**Written task**
Lines containing the word "shown" should be extracted in full.

**Supplied records**
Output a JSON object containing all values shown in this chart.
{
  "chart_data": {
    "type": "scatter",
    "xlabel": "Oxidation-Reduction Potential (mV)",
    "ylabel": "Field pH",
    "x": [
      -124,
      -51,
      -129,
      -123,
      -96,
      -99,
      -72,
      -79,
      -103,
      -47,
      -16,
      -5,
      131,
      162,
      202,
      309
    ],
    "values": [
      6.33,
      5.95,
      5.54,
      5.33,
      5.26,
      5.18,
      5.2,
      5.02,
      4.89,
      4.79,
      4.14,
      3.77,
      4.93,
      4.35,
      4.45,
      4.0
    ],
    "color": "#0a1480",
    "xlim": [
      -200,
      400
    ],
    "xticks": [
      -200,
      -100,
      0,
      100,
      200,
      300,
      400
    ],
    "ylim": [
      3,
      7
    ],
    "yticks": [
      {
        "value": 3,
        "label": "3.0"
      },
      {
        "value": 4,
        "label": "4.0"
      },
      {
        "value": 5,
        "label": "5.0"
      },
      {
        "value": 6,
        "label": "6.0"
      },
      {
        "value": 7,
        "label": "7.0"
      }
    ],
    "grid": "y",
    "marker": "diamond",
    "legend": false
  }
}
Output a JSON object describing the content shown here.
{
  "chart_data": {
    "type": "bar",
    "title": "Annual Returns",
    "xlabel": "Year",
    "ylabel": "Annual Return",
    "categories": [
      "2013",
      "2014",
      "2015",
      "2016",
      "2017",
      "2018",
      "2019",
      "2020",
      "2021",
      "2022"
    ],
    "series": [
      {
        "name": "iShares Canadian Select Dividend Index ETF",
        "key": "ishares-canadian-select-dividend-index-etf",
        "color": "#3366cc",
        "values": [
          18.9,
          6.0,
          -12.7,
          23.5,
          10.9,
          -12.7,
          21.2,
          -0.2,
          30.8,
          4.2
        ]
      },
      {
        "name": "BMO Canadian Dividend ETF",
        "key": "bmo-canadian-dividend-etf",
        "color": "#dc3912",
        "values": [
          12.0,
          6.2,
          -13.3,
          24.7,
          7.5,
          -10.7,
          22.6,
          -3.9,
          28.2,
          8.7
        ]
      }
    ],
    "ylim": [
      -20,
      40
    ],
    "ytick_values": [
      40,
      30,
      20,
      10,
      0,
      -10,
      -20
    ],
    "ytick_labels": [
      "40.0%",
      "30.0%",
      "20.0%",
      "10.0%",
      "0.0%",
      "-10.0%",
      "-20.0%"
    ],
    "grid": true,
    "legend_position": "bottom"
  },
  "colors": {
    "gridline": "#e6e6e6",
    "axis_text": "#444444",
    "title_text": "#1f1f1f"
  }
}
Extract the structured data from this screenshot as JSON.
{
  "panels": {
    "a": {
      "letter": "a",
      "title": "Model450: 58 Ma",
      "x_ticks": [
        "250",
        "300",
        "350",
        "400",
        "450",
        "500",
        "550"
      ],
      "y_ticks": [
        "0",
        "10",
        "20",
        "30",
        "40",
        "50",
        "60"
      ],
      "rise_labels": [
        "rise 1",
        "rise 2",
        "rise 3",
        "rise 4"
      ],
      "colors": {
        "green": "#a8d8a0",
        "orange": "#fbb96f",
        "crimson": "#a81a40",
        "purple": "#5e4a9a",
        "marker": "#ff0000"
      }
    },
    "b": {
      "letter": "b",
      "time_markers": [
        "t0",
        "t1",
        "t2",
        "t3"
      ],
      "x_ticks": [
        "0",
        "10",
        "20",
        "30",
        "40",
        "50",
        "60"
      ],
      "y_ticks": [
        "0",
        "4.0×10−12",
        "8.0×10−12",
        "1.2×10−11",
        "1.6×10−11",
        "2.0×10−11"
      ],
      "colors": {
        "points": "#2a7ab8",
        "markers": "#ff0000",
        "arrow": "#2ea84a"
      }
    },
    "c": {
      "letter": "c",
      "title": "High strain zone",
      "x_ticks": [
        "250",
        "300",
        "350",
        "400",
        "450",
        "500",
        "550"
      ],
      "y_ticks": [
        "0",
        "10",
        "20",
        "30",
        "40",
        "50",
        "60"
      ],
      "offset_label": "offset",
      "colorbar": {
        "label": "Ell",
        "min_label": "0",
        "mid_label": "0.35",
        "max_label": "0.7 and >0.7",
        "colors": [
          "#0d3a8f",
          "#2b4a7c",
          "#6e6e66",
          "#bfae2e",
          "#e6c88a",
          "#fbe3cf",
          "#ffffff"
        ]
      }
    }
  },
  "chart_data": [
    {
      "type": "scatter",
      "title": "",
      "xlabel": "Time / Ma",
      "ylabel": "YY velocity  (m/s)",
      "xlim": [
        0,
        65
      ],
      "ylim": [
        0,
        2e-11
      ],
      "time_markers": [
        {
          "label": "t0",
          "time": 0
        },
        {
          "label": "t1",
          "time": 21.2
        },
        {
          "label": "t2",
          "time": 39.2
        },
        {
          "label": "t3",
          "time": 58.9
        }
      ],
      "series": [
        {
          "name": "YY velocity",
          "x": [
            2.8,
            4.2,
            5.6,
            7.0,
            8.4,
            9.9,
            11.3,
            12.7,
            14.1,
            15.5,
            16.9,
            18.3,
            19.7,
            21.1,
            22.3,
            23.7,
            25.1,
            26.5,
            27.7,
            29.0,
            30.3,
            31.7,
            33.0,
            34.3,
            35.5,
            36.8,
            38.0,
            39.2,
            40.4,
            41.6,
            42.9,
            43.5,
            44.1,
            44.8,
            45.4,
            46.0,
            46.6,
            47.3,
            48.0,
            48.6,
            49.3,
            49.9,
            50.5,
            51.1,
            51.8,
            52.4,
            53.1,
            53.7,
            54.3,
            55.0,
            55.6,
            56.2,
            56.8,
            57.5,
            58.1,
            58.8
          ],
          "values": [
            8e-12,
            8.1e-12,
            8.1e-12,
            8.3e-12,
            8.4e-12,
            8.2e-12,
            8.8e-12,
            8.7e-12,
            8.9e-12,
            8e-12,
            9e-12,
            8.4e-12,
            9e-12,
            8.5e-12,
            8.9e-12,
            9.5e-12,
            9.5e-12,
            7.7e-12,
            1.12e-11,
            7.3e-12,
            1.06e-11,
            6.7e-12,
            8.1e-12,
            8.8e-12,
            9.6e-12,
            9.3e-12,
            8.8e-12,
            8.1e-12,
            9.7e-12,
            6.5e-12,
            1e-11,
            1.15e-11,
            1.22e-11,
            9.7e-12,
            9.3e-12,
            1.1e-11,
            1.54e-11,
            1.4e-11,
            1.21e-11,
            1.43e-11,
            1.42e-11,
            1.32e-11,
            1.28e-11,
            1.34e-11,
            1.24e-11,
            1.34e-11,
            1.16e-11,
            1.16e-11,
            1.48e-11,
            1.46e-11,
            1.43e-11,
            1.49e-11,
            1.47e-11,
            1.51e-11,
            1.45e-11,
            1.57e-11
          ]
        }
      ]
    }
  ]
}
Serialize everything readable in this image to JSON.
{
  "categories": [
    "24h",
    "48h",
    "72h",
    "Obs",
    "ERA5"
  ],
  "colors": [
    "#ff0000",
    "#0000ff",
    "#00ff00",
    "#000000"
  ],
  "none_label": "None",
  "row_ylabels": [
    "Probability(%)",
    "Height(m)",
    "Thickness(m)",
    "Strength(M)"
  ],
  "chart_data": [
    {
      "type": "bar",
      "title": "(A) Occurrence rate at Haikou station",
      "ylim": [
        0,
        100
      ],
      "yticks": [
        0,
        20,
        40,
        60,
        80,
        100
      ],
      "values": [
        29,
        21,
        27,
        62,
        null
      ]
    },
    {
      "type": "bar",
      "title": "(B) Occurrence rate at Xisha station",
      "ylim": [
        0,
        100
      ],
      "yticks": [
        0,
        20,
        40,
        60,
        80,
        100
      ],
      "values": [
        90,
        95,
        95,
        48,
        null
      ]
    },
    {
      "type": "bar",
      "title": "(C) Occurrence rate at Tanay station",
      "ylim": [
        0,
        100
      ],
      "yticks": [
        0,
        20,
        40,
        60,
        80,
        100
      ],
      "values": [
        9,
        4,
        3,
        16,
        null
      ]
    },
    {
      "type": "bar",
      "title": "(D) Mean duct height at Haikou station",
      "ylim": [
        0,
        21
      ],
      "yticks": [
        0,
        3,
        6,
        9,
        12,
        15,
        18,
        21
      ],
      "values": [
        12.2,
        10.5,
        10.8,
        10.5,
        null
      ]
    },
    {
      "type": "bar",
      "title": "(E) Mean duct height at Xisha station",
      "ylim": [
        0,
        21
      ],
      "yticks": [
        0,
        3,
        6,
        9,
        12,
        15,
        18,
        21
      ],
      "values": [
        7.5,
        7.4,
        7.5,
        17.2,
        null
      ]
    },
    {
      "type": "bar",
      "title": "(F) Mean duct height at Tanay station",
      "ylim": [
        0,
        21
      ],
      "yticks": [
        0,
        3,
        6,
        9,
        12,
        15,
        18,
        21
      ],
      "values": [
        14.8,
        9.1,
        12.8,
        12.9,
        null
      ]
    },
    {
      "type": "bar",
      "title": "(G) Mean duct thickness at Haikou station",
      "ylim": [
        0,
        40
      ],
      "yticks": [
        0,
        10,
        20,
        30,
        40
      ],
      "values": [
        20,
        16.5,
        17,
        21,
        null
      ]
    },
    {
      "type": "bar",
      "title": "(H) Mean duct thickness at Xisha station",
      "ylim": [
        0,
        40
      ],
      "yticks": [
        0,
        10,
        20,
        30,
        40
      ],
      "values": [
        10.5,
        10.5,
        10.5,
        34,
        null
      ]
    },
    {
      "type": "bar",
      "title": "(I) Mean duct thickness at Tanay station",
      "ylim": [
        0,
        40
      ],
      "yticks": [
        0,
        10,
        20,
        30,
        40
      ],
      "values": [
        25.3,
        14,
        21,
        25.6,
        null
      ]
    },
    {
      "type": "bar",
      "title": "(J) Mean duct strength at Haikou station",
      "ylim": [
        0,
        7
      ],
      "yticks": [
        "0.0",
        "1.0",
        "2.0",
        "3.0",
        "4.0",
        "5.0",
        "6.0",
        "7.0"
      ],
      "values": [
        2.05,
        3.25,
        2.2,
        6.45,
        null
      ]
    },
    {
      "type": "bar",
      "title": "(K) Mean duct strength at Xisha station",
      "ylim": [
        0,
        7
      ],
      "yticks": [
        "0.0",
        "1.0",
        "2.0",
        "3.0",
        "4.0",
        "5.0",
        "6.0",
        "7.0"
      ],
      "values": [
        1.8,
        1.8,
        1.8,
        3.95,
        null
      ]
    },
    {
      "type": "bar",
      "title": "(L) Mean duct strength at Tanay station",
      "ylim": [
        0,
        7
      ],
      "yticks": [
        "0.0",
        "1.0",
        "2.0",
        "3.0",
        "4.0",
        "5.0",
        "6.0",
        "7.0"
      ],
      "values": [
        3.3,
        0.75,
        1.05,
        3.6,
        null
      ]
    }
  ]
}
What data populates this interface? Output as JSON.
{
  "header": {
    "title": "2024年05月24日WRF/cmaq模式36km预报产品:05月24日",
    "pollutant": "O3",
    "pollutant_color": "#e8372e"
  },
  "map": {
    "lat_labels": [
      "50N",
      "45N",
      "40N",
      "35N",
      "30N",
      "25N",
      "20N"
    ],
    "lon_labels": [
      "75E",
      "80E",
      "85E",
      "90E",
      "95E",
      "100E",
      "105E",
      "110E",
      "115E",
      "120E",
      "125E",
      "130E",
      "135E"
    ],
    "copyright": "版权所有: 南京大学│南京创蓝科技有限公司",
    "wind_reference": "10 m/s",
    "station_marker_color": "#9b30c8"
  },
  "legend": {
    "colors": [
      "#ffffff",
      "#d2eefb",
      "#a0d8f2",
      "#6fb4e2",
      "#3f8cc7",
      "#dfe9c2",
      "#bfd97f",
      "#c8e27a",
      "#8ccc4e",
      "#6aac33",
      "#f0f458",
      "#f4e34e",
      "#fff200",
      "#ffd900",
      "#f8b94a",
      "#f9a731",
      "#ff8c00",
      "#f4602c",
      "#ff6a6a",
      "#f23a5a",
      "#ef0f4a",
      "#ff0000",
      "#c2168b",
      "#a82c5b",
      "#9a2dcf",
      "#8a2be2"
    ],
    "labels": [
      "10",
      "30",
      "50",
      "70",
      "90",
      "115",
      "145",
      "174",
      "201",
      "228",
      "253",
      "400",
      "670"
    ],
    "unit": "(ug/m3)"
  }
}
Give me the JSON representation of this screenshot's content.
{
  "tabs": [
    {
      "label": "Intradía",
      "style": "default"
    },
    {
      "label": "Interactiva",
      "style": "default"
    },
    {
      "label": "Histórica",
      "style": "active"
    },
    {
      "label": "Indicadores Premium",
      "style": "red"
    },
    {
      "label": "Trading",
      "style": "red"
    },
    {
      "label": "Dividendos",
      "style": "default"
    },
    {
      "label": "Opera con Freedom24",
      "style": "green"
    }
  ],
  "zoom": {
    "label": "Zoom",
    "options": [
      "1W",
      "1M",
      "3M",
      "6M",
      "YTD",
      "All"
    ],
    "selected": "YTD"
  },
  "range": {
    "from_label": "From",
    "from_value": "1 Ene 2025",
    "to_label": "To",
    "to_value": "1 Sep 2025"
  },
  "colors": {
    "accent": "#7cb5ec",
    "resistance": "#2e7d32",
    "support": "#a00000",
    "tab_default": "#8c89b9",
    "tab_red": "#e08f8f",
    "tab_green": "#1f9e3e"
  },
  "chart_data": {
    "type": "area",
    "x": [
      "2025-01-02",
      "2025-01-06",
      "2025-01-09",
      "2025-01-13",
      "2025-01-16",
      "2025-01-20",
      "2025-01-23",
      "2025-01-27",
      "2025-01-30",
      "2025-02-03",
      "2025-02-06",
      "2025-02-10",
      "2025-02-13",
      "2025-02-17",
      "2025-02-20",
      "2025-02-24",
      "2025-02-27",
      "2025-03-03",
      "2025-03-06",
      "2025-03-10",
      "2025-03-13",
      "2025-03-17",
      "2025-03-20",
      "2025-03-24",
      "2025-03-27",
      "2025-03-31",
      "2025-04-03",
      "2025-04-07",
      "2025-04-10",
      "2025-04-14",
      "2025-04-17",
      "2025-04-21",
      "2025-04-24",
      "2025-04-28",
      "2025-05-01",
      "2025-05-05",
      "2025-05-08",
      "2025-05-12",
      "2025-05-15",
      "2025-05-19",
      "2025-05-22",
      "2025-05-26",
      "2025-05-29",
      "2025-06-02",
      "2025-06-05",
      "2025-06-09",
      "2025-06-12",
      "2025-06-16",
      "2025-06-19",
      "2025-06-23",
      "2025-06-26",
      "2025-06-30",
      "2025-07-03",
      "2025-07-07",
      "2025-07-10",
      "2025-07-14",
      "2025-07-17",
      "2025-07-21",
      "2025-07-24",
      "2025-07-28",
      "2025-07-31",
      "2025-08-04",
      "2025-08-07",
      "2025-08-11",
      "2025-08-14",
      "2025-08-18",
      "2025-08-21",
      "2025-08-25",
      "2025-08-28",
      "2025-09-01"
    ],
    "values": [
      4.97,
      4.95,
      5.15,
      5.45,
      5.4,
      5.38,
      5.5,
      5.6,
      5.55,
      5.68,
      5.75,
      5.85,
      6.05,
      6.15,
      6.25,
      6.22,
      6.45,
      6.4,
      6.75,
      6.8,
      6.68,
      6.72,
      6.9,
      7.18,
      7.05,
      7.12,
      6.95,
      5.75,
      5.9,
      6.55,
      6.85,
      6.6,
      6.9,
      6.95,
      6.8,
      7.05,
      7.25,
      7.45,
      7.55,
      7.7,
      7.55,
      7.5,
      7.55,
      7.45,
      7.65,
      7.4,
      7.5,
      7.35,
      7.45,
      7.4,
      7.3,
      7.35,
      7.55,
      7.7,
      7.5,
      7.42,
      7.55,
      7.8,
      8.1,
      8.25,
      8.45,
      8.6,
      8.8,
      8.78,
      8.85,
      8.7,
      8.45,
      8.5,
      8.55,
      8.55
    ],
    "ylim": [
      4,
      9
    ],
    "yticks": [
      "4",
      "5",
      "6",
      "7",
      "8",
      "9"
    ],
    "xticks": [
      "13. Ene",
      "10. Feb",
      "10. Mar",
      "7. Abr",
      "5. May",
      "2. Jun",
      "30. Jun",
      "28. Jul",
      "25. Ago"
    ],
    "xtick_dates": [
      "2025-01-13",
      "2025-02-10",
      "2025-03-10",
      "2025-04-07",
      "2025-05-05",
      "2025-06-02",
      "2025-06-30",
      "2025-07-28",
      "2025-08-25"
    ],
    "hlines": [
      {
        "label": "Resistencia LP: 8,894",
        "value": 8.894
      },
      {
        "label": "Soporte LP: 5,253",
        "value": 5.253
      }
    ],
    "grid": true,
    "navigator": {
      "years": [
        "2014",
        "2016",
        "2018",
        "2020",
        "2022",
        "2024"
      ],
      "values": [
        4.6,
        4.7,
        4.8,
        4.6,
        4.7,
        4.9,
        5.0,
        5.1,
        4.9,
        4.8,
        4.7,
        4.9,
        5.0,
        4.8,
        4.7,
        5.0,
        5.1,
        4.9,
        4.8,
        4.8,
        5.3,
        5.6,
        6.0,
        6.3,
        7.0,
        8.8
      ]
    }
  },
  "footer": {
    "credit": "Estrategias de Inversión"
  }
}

**Task response**
Output a JSON object containing all values shown in this chart.
Output a JSON object describing the content shown here.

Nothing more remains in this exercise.